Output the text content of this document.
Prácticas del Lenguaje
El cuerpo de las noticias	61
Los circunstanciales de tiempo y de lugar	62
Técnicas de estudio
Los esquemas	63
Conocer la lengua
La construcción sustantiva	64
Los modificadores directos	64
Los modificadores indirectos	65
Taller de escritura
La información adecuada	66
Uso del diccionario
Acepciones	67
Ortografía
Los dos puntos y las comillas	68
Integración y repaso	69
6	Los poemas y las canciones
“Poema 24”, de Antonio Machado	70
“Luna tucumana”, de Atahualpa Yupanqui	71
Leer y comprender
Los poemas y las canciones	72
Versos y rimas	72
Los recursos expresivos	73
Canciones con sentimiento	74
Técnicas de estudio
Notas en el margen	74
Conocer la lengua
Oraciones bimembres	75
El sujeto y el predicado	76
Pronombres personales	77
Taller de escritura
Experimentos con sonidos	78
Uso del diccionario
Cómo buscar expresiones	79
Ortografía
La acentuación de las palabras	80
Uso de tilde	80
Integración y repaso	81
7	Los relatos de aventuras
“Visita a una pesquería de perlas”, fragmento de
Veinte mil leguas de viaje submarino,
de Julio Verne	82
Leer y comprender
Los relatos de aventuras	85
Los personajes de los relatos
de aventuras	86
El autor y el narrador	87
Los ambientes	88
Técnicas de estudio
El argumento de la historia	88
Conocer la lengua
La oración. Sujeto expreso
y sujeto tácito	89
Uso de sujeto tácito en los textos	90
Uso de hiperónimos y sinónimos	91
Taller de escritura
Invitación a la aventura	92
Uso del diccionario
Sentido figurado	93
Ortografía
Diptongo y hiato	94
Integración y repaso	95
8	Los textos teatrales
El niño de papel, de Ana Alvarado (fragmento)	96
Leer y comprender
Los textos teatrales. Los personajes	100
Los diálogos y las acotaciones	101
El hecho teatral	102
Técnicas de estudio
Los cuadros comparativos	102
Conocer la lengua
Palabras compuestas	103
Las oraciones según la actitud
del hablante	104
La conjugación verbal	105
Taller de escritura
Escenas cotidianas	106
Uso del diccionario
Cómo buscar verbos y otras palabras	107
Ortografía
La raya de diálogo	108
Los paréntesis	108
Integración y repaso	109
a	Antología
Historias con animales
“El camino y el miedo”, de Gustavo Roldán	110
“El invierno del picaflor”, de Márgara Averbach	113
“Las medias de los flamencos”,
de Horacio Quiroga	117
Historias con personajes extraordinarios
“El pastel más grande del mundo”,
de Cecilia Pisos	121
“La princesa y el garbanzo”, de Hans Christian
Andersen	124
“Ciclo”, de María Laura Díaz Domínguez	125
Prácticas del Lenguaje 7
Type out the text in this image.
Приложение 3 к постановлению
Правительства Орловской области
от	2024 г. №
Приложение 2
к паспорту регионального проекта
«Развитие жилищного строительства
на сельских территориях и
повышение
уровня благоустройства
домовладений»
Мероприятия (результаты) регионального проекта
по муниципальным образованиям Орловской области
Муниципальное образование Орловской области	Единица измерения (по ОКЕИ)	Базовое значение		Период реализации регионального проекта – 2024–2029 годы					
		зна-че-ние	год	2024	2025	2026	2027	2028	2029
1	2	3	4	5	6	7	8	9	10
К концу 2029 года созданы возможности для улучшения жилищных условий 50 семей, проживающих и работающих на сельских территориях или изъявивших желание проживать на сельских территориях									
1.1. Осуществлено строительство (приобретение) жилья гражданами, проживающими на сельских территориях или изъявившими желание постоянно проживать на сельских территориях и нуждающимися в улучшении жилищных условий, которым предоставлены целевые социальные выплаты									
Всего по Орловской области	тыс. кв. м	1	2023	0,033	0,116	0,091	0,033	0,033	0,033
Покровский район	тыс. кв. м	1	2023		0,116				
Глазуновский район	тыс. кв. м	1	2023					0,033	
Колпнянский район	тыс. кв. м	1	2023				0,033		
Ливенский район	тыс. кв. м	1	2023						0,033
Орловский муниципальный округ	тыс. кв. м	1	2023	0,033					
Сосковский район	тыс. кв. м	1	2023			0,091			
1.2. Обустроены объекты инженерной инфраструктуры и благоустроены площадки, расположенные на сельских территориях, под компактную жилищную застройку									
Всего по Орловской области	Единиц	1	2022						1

........

- **STATED GOAL**
Output all of the material exactly as written.

- **WRITTEN ANSWER**
Output the text content of this document.
Prácticas del Lenguaje
El cuerpo de las noticias	61
Los circunstanciales de tiempo y de lugar	62
Técnicas de estudio
Los esquemas	63
Conocer la lengua
La construcción sustantiva	64
Los modificadores directos	64
Los modificadores indirectos	65
Taller de escritura
La información adecuada	66
Uso del diccionario
Acepciones	67
Ortografía
Los dos puntos y las comillas	68
Integración y repaso	69
6	Los poemas y las canciones
“Poema 24”, de Antonio Machado	70
“Luna tucumana”, de Atahualpa Yupanqui	71
Leer y comprender
Los poemas y las canciones	72
Versos y rimas	72
Los recursos expresivos	73
Canciones con sentimiento	74
Técnicas de estudio
Notas en el margen	74
Conocer la lengua
Oraciones bimembres	75
El sujeto y el predicado	76
Pronombres personales	77
Taller de escritura
Experimentos con sonidos	78
Uso del diccionario
Cómo buscar expresiones	79
Ortografía
La acentuación de las palabras	80
Uso de tilde	80
Integración y repaso	81
7	Los relatos de aventuras
“Visita a una pesquería de perlas”, fragmento de
Veinte mil leguas de viaje submarino,
de Julio Verne	82
Leer y comprender
Los relatos de aventuras	85
Los personajes de los relatos
de aventuras	86
El autor y el narrador	87
Los ambientes	88
Técnicas de estudio
El argumento de la historia	88
Conocer la lengua
La oración. Sujeto expreso
y sujeto tácito	89
Uso de sujeto tácito en los textos	90
Uso de hiperónimos y sinónimos	91
Taller de escritura
Invitación a la aventura	92
Uso del diccionario
Sentido figurado	93
Ortografía
Diptongo y hiato	94
Integración y repaso	95
8	Los textos teatrales
El niño de papel, de Ana Alvarado (fragmento)	96
Leer y comprender
Los textos teatrales. Los personajes	100
Los diálogos y las acotaciones	101
El hecho teatral	102
Técnicas de estudio
Los cuadros comparativos	102
Conocer la lengua
Palabras compuestas	103
Las oraciones según la actitud
del hablante	104
La conjugación verbal	105
Taller de escritura
Escenas cotidianas	106
Uso del diccionario
Cómo buscar verbos y otras palabras	107
Ortografía
La raya de diálogo	108
Los paréntesis	108
Integración y repaso	109
a	Antología
Historias con animales
“El camino y el miedo”, de Gustavo Roldán	110
“El invierno del picaflor”, de Márgara Averbach	113
“Las medias de los flamencos”,
de Horacio Quiroga	117
Historias con personajes extraordinarios
“El pastel más grande del mundo”,
de Cecilia Pisos	121
“La princesa y el garbanzo”, de Hans Christian
Andersen	124
“Ciclo”, de María Laura Díaz Domínguez	125
Prácticas del Lenguaje 7
Type out the text in this image.
Приложение 3 к постановлению
Правительства Орловской области
от	2024 г. №
Приложение 2
к паспорту регионального проекта
«Развитие жилищного строительства
на сельских территориях и
повышение
уровня благоустройства
домовладений»
Мероприятия (результаты) регионального проекта
по муниципальным образованиям Орловской области
Муниципальное образование Орловской области	Единица измерения (по ОКЕИ)	Базовое значение		Период реализации регионального проекта – 2024–2029 годы					
		зна-че-ние	год	2024	2025	2026	2027	2028	2029
1	2	3	4	5	6	7	8	9	10
К концу 2029 года созданы возможности для улучшения жилищных условий 50 семей, проживающих и работающих на сельских территориях или изъявивших желание проживать на сельских территориях									
1.1. Осуществлено строительство (приобретение) жилья гражданами, проживающими на сельских территориях или изъявившими желание постоянно проживать на сельских территориях и нуждающимися в улучшении жилищных условий, которым предоставлены целевые социальные выплаты									
Всего по Орловской области	тыс. кв. м	1	2023	0,033	0,116	0,091	0,033	0,033	0,033
Покровский район	тыс. кв. м	1	2023		0,116				
Глазуновский район	тыс. кв. м	1	2023					0,033	
Колпнянский район	тыс. кв. м	1	2023				0,033		
Ливенский район	тыс. кв. м	1	2023						0,033
Орловский муниципальный округ	тыс. кв. м	1	2023	0,033					
Сосковский район	тыс. кв. м	1	2023			0,091			
1.2. Обустроены объекты инженерной инфраструктуры и благоустроены площадки, расположенные на сельских территориях, под компактную жилищную застройку									
Всего по Орловской области	Единиц	1	2022						1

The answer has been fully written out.